**Required task**
State the count of lines below in which the word "that" appears, and add nothing.

**Source data**
------------------------------

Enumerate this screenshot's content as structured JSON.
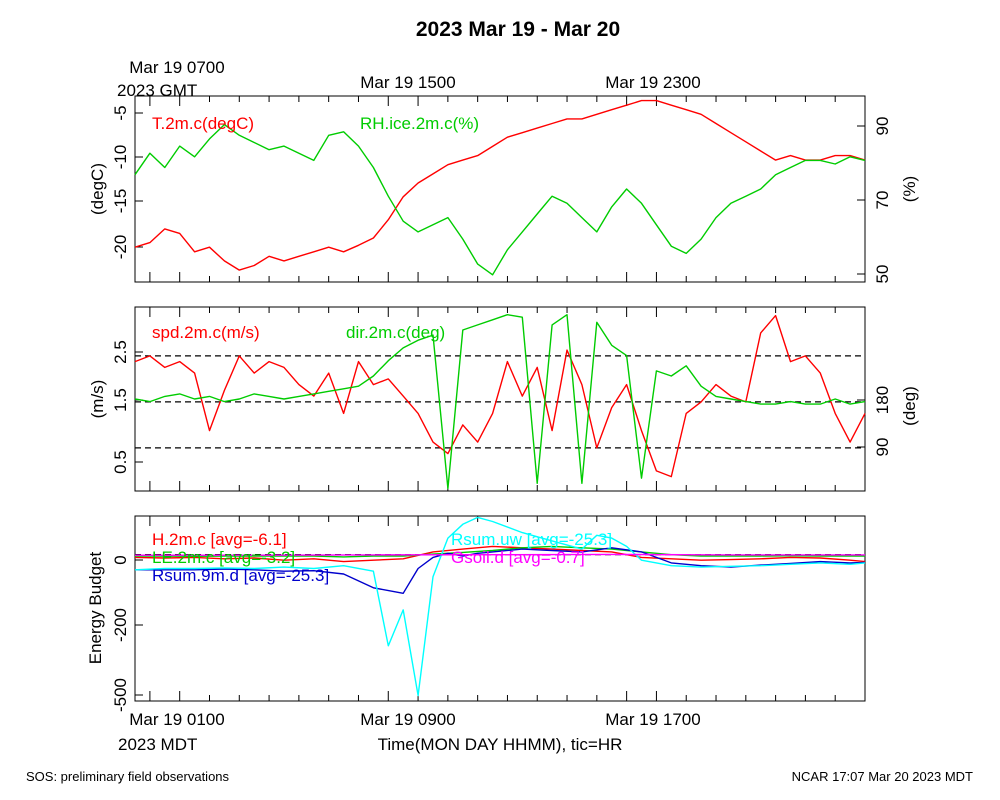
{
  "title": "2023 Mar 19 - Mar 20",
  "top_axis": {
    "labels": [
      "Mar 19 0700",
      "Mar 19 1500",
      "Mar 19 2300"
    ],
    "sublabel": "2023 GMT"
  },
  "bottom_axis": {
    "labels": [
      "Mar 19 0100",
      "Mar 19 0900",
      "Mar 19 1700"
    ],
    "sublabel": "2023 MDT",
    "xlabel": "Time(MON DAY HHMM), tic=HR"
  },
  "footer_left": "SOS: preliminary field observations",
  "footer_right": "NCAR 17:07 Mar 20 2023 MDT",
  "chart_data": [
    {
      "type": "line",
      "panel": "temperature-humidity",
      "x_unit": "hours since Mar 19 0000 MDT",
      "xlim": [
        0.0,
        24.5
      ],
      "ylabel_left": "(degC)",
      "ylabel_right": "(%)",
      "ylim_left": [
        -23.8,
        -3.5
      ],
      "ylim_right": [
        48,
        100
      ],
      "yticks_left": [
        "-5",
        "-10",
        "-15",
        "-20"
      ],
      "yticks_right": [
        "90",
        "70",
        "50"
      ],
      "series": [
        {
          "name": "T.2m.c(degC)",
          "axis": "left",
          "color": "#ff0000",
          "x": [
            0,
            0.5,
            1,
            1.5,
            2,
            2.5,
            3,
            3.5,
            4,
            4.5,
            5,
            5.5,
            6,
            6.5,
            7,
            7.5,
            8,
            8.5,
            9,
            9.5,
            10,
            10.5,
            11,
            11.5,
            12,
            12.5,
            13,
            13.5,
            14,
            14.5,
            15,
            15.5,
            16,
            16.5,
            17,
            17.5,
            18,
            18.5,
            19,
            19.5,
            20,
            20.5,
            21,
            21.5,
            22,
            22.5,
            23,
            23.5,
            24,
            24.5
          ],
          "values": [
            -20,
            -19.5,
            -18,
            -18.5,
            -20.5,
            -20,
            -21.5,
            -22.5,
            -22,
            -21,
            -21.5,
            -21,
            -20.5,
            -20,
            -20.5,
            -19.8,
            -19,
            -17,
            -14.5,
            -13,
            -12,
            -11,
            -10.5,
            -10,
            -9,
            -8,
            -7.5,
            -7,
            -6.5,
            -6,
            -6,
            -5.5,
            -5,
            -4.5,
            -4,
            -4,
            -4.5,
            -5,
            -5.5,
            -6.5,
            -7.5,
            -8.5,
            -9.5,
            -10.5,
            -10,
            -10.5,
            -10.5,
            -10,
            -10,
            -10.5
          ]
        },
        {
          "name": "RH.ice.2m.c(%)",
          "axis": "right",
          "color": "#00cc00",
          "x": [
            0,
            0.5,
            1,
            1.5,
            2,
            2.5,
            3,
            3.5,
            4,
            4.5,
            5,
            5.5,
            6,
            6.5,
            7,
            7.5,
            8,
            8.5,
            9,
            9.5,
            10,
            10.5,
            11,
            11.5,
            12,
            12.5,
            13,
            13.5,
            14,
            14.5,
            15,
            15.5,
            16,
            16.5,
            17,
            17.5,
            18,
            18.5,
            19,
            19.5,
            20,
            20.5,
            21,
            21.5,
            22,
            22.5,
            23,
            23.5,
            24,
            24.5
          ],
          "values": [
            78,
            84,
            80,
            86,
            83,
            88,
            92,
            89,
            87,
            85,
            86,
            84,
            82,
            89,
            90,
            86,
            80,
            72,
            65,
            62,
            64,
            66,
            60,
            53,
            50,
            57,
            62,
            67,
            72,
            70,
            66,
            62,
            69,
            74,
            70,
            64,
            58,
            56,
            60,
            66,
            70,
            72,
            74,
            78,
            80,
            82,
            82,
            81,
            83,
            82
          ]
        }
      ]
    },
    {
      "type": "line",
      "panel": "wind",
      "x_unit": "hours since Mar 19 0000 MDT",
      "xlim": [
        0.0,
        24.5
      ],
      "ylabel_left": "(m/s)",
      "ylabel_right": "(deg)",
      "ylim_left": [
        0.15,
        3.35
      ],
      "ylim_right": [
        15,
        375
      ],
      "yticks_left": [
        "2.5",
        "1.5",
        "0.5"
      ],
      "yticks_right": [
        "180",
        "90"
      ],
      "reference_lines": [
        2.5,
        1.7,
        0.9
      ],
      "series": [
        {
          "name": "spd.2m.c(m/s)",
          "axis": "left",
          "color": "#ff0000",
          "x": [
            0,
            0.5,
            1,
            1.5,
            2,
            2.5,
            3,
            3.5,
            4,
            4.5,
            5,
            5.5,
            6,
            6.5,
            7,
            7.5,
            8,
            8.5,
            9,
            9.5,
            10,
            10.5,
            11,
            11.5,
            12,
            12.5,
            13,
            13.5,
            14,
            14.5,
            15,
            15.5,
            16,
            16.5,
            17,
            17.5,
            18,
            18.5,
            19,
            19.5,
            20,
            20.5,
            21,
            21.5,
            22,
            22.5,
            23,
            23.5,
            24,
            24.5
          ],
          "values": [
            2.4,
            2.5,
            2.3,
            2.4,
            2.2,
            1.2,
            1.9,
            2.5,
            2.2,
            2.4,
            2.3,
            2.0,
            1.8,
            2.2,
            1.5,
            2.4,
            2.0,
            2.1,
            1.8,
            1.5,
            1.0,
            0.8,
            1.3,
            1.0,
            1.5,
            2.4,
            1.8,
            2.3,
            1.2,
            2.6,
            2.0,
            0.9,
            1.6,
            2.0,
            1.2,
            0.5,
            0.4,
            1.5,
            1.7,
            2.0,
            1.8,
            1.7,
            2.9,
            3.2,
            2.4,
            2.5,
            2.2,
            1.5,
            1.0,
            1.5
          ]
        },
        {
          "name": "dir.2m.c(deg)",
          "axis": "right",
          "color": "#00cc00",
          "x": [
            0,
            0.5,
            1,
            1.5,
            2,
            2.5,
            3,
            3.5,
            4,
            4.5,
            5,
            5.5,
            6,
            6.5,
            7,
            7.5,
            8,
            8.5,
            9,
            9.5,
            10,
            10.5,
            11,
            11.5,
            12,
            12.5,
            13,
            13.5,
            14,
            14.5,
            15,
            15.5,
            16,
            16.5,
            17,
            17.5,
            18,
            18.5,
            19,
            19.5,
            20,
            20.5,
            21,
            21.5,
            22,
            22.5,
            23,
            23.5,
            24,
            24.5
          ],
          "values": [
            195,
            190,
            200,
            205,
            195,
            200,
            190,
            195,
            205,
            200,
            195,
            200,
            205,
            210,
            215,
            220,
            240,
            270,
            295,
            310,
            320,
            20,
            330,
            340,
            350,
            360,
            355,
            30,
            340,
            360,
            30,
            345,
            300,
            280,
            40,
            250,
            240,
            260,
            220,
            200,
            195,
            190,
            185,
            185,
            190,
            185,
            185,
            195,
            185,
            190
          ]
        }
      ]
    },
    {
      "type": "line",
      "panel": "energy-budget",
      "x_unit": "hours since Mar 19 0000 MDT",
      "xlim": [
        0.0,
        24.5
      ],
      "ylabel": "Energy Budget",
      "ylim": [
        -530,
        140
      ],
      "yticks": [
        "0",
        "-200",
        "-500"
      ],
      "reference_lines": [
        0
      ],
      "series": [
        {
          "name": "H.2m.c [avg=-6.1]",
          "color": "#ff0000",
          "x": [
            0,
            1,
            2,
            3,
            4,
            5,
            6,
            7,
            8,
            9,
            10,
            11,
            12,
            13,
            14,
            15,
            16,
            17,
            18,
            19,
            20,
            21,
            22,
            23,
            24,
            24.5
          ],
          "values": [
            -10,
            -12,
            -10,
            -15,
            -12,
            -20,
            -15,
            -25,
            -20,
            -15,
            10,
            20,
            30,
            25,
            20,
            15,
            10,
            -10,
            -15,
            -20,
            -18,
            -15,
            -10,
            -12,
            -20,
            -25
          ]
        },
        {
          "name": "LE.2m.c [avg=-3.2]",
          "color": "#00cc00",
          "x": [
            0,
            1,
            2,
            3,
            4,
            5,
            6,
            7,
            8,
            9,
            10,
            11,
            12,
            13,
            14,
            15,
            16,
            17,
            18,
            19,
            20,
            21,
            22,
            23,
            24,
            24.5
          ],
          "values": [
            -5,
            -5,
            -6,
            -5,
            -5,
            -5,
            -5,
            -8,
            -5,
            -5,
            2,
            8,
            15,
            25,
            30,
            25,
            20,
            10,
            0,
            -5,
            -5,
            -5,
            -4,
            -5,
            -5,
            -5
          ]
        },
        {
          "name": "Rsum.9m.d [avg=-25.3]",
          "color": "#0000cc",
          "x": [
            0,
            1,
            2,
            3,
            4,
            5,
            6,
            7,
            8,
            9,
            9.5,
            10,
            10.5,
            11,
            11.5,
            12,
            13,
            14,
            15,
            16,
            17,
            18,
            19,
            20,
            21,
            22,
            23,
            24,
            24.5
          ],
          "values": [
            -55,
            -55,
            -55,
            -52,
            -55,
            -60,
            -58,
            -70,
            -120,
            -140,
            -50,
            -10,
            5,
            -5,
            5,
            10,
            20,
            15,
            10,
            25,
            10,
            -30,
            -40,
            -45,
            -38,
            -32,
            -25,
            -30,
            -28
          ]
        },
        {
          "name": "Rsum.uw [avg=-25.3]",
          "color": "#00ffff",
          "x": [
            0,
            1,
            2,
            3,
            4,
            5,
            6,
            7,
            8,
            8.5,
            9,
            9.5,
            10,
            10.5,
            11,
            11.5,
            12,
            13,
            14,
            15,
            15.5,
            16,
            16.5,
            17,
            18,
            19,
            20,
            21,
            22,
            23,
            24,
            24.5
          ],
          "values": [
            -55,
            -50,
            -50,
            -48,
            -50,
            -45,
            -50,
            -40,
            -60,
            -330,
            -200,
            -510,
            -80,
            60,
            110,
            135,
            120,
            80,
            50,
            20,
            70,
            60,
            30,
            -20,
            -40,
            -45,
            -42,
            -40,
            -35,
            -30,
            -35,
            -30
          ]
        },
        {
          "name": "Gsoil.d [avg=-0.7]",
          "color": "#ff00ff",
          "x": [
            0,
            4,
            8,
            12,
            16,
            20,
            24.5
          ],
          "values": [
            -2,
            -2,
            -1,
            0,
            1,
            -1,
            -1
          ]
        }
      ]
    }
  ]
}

------------------------------

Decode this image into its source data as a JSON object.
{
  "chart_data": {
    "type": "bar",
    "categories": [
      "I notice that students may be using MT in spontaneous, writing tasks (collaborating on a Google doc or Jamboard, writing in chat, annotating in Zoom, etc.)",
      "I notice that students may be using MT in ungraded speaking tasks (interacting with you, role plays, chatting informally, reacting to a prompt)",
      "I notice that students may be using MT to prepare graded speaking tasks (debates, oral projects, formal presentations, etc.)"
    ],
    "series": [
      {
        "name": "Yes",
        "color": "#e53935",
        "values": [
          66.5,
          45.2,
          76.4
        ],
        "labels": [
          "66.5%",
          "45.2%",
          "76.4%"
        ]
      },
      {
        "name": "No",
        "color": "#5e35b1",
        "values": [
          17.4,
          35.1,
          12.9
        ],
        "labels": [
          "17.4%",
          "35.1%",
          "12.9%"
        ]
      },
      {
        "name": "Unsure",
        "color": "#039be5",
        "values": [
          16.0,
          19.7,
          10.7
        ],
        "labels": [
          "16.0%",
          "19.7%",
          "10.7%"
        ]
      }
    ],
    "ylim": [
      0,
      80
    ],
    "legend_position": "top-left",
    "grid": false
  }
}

------------------------------

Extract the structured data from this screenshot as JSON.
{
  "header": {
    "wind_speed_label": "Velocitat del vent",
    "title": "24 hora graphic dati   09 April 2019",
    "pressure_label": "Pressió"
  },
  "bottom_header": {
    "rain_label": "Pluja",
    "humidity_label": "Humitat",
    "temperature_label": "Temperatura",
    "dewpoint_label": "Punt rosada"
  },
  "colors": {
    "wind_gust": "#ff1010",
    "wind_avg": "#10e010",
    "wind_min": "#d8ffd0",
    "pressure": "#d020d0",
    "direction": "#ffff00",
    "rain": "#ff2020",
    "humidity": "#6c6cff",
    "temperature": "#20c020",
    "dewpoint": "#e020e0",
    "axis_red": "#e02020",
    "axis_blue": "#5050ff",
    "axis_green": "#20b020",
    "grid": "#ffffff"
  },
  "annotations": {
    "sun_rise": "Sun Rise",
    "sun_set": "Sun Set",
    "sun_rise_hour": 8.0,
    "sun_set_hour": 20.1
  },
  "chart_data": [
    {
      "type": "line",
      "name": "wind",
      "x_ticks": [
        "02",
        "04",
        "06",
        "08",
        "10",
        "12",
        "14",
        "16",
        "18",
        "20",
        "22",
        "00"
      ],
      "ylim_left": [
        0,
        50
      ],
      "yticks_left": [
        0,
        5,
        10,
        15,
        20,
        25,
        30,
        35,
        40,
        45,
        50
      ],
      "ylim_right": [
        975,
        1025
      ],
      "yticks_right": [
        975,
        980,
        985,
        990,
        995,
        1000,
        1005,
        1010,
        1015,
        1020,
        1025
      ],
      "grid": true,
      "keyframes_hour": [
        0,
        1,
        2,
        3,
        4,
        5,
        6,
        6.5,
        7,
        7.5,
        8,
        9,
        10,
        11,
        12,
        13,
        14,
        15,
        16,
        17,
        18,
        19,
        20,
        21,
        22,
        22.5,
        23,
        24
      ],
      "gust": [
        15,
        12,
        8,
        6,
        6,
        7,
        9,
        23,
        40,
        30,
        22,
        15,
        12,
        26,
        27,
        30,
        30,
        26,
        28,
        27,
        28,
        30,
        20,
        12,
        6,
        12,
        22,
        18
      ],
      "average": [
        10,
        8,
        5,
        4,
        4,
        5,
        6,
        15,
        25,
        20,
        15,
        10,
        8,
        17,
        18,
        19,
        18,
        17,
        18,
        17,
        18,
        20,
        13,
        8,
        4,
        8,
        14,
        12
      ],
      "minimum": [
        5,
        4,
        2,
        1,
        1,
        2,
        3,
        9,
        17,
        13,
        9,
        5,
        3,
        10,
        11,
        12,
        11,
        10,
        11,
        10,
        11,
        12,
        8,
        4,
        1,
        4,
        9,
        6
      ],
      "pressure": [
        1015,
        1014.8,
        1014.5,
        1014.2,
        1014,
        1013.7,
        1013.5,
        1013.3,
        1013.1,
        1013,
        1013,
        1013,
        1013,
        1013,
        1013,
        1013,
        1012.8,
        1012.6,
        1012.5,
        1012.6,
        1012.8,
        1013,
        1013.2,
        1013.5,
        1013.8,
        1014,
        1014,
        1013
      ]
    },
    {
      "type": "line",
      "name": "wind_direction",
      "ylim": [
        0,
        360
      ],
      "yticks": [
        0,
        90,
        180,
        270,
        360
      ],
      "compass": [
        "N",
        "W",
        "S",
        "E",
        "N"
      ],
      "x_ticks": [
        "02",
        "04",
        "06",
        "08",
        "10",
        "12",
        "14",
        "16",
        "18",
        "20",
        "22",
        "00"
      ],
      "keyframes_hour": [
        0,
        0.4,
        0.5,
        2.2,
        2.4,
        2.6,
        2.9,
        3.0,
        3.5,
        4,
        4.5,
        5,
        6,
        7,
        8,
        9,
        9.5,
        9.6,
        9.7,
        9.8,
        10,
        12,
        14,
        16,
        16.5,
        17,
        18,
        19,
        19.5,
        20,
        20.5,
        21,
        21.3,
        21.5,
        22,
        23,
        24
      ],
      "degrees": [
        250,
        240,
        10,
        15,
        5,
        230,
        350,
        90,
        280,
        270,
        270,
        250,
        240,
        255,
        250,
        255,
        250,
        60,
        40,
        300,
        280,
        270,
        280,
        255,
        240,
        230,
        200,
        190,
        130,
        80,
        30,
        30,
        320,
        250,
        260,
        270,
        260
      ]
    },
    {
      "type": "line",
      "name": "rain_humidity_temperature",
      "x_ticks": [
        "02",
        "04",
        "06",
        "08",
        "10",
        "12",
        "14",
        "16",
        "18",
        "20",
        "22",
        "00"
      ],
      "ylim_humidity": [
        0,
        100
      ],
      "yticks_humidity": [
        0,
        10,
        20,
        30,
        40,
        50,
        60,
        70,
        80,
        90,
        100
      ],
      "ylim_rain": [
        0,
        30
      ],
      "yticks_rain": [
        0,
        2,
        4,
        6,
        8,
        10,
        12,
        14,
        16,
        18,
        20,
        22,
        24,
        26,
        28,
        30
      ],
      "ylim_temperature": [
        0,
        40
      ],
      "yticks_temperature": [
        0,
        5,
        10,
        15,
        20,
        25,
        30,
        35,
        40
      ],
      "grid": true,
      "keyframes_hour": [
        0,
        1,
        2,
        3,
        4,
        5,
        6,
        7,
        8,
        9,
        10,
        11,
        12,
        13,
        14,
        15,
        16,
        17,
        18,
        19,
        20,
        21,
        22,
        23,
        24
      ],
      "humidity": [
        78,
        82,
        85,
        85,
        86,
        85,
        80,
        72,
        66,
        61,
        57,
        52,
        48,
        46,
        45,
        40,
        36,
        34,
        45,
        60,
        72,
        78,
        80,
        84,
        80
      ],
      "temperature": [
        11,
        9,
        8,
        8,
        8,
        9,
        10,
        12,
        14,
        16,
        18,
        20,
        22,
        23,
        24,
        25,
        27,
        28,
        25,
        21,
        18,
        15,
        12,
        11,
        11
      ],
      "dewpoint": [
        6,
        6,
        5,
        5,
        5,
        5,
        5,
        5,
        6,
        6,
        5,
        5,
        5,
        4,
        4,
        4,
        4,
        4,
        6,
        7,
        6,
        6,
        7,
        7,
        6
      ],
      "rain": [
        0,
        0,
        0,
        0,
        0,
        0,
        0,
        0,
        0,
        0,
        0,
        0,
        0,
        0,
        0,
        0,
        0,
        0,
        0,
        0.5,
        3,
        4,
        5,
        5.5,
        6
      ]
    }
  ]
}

------------------------------

**Result for this exercise**
3